** Requirement **
Please read the records below and return each line holding the string "with".

** Data **
-------------------------

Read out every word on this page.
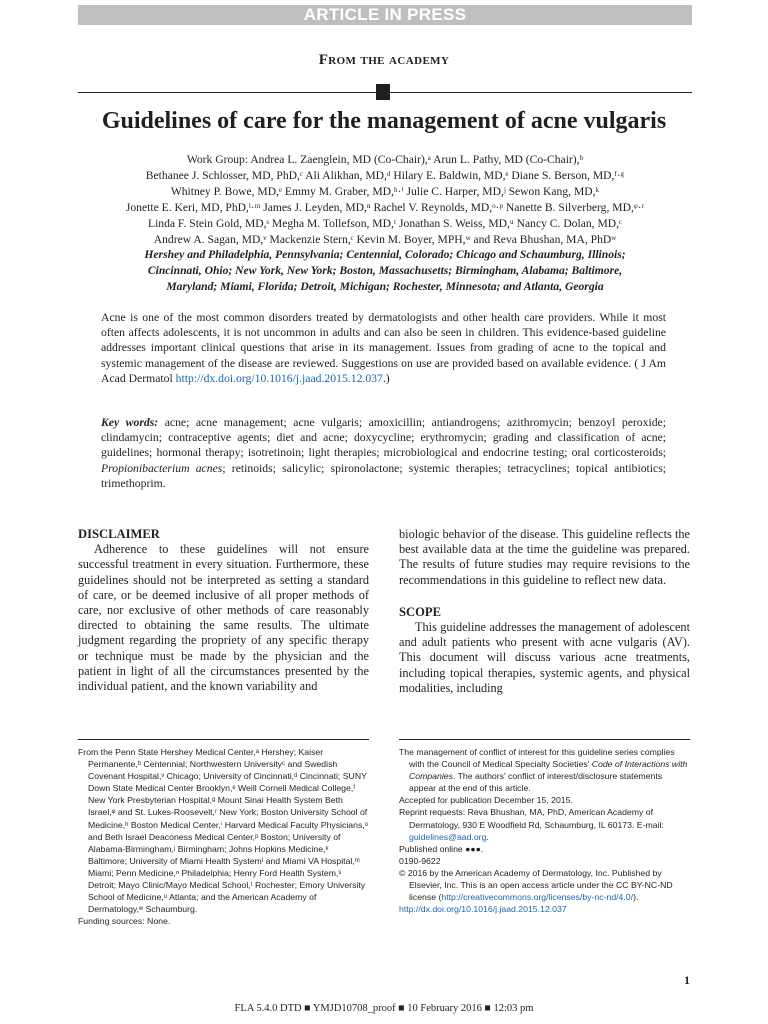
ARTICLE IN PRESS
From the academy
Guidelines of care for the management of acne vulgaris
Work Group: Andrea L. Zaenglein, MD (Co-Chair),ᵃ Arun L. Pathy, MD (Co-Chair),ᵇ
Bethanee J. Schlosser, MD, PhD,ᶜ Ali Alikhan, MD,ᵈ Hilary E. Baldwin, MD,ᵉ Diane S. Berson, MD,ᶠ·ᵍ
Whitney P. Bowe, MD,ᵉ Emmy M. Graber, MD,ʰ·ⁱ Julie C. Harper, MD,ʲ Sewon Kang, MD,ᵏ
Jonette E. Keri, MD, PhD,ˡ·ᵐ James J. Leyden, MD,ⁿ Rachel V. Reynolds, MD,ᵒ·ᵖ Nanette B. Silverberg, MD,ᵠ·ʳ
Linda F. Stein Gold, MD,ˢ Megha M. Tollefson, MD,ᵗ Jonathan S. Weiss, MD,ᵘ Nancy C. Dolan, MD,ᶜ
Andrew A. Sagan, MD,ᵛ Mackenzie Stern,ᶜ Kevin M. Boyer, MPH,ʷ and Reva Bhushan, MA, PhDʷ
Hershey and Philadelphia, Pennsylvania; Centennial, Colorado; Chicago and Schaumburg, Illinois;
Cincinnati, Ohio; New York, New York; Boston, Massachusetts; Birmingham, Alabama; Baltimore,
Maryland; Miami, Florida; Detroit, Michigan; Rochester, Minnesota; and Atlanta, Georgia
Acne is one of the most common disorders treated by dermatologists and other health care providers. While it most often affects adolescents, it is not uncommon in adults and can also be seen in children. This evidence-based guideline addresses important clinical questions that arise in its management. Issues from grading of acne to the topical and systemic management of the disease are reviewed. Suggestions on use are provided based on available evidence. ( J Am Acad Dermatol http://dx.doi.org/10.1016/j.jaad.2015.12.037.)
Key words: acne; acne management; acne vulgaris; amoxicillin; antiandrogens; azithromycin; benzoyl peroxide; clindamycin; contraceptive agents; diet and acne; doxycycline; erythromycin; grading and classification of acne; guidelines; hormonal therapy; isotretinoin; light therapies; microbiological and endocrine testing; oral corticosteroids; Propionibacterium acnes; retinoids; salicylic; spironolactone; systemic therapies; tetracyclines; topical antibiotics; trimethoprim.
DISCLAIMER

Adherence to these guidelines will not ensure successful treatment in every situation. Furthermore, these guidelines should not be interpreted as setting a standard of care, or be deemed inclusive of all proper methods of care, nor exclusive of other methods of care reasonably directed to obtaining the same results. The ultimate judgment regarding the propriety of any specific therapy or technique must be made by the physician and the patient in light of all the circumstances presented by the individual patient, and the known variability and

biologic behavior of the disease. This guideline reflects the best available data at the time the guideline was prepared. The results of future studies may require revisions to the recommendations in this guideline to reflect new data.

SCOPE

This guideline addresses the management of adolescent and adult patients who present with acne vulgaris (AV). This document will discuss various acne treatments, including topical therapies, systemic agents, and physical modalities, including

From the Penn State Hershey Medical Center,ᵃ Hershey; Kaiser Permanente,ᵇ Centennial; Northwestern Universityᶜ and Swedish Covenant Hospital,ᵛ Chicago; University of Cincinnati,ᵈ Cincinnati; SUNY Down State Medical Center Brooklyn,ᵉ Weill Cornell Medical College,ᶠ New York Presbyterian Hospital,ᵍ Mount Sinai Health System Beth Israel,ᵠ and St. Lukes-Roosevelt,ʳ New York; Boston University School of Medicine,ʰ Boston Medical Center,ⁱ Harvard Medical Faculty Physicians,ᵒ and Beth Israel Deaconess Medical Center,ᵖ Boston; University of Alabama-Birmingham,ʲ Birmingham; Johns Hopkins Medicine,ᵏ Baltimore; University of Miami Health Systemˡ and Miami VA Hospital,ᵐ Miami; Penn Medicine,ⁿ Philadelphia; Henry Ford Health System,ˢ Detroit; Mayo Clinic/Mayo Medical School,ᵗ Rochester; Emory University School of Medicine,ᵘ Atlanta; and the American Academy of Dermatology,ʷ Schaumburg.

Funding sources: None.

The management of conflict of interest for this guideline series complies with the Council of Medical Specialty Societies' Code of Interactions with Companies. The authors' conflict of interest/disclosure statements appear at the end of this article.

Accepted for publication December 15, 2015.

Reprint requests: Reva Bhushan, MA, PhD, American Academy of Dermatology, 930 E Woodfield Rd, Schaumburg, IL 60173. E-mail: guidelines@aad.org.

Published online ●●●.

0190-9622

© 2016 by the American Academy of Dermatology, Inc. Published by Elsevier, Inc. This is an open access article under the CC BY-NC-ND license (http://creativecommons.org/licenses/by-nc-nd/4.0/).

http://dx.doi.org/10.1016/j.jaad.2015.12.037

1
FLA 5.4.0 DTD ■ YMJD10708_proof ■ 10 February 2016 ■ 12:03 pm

-------------------------

** Solution for this task **
This guideline addresses the management of adolescent and adult patients who present with acne vulgaris (AV). This document will discuss various acne treatments, including topical therapies, systemic agents, and physical modalities, including
The management of conflict of interest for this guideline series complies with the Council of Medical Specialty Societies' Code of Interactions with Companies. The authors' conflict of interest/disclosure statements appear at the end of this article.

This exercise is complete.